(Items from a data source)
Start of Block

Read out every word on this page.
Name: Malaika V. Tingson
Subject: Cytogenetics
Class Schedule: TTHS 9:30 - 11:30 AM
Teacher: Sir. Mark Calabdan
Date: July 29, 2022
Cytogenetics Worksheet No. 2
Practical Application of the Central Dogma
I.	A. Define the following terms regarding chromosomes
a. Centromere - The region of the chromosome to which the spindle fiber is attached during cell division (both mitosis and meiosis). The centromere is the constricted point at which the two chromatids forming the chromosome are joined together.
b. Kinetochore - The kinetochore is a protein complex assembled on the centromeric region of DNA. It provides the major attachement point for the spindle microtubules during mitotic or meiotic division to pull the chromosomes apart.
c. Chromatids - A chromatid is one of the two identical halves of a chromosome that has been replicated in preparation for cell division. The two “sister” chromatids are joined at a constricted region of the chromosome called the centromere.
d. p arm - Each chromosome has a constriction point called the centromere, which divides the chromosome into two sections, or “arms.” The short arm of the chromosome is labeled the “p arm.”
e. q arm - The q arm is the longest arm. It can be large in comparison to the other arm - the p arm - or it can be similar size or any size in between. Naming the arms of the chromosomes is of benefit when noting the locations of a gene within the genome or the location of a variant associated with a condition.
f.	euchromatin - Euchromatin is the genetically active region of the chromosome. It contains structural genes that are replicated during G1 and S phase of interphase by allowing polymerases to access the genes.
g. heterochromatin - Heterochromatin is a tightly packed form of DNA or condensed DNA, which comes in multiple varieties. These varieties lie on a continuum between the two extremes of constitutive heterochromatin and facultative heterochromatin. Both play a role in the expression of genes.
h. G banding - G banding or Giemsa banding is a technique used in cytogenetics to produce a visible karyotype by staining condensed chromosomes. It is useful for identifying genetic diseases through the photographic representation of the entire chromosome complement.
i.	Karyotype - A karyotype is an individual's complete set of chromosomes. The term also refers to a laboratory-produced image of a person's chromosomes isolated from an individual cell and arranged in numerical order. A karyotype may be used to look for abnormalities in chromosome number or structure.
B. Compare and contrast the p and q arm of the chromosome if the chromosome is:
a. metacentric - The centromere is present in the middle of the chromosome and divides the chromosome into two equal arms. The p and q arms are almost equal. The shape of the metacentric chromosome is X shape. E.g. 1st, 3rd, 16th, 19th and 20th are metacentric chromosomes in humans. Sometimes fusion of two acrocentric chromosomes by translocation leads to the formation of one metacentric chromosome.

End of Block

=== Problem description ===
Your job is to write out the data exactly as it stands.

=== Solution for this exercise ===
Read out every word on this page.
Name: Malaika V. Tingson
Subject: Cytogenetics
Class Schedule: TTHS 9:30 - 11:30 AM
Teacher: Sir. Mark Calabdan
Date: July 29, 2022
Cytogenetics Worksheet No. 2
Practical Application of the Central Dogma
I.	A. Define the following terms regarding chromosomes
a. Centromere - The region of the chromosome to which the spindle fiber is attached during cell division (both mitosis and meiosis). The centromere is the constricted point at which the two chromatids forming the chromosome are joined together.
b. Kinetochore - The kinetochore is a protein complex assembled on the centromeric region of DNA. It provides the major attachement point for the spindle microtubules during mitotic or meiotic division to pull the chromosomes apart.
c. Chromatids - A chromatid is one of the two identical halves of a chromosome that has been replicated in preparation for cell division. The two “sister” chromatids are joined at a constricted region of the chromosome called the centromere.
d. p arm - Each chromosome has a constriction point called the centromere, which divides the chromosome into two sections, or “arms.” The short arm of the chromosome is labeled the “p arm.”
e. q arm - The q arm is the longest arm. It can be large in comparison to the other arm - the p arm - or it can be similar size or any size in between. Naming the arms of the chromosomes is of benefit when noting the locations of a gene within the genome or the location of a variant associated with a condition.
f.	euchromatin - Euchromatin is the genetically active region of the chromosome. It contains structural genes that are replicated during G1 and S phase of interphase by allowing polymerases to access the genes.
g. heterochromatin - Heterochromatin is a tightly packed form of DNA or condensed DNA, which comes in multiple varieties. These varieties lie on a continuum between the two extremes of constitutive heterochromatin and facultative heterochromatin. Both play a role in the expression of genes.
h. G banding - G banding or Giemsa banding is a technique used in cytogenetics to produce a visible karyotype by staining condensed chromosomes. It is useful for identifying genetic diseases through the photographic representation of the entire chromosome complement.
i.	Karyotype - A karyotype is an individual's complete set of chromosomes. The term also refers to a laboratory-produced image of a person's chromosomes isolated from an individual cell and arranged in numerical order. A karyotype may be used to look for abnormalities in chromosome number or structure.
B. Compare and contrast the p and q arm of the chromosome if the chromosome is:
a. metacentric - The centromere is present in the middle of the chromosome and divides the chromosome into two equal arms. The p and q arms are almost equal. The shape of the metacentric chromosome is X shape. E.g. 1st, 3rd, 16th, 19th and 20th are metacentric chromosomes in humans. Sometimes fusion of two acrocentric chromosomes by translocation leads to the formation of one metacentric chromosome.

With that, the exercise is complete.